▶ **Exercise objective**:
Repeat the entries below exactly as they appear, with no pictures.

[Dataset records on visual material]
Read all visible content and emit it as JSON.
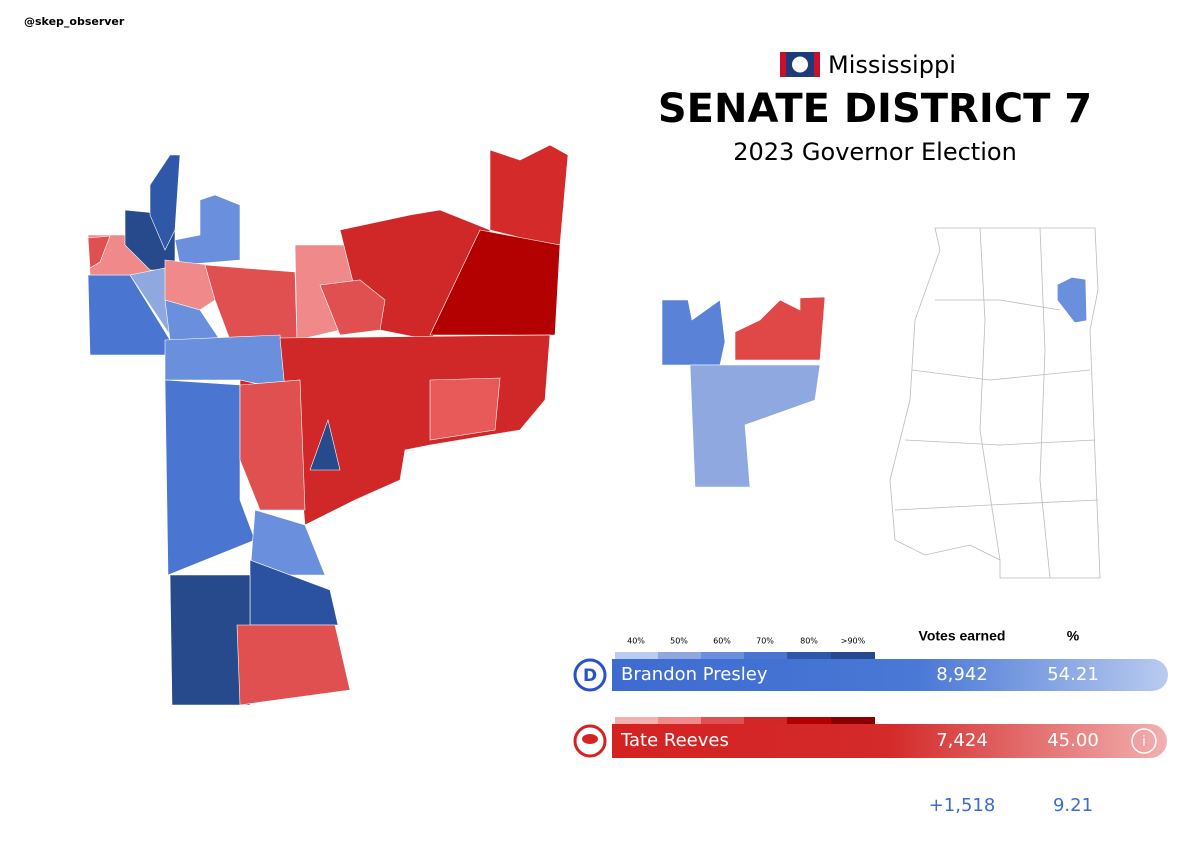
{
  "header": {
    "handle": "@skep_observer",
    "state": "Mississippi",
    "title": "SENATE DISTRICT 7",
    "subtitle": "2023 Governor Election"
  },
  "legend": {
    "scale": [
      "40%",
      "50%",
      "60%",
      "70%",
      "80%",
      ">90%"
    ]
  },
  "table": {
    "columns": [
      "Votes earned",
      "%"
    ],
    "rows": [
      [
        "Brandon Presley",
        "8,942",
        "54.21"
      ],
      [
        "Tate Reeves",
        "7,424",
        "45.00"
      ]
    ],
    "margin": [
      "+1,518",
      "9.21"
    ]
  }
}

▶ **Task output**:
Read all visible content and emit it as JSON.
{
  "header": {
    "handle": "@skep_observer",
    "state": "Mississippi",
    "title": "SENATE DISTRICT 7",
    "subtitle": "2023 Governor Election"
  },
  "legend": {
    "scale": [
      "40%",
      "50%",
      "60%",
      "70%",
      "80%",
      ">90%"
    ]
  },
  "table": {
    "columns": [
      "Votes earned",
      "%"
    ],
    "rows": [
      [
        "Brandon Presley",
        "8,942",
        "54.21"
      ],
      [
        "Tate Reeves",
        "7,424",
        "45.00"
      ]
    ],
    "margin": [
      "+1,518",
      "9.21"
    ]
  }
}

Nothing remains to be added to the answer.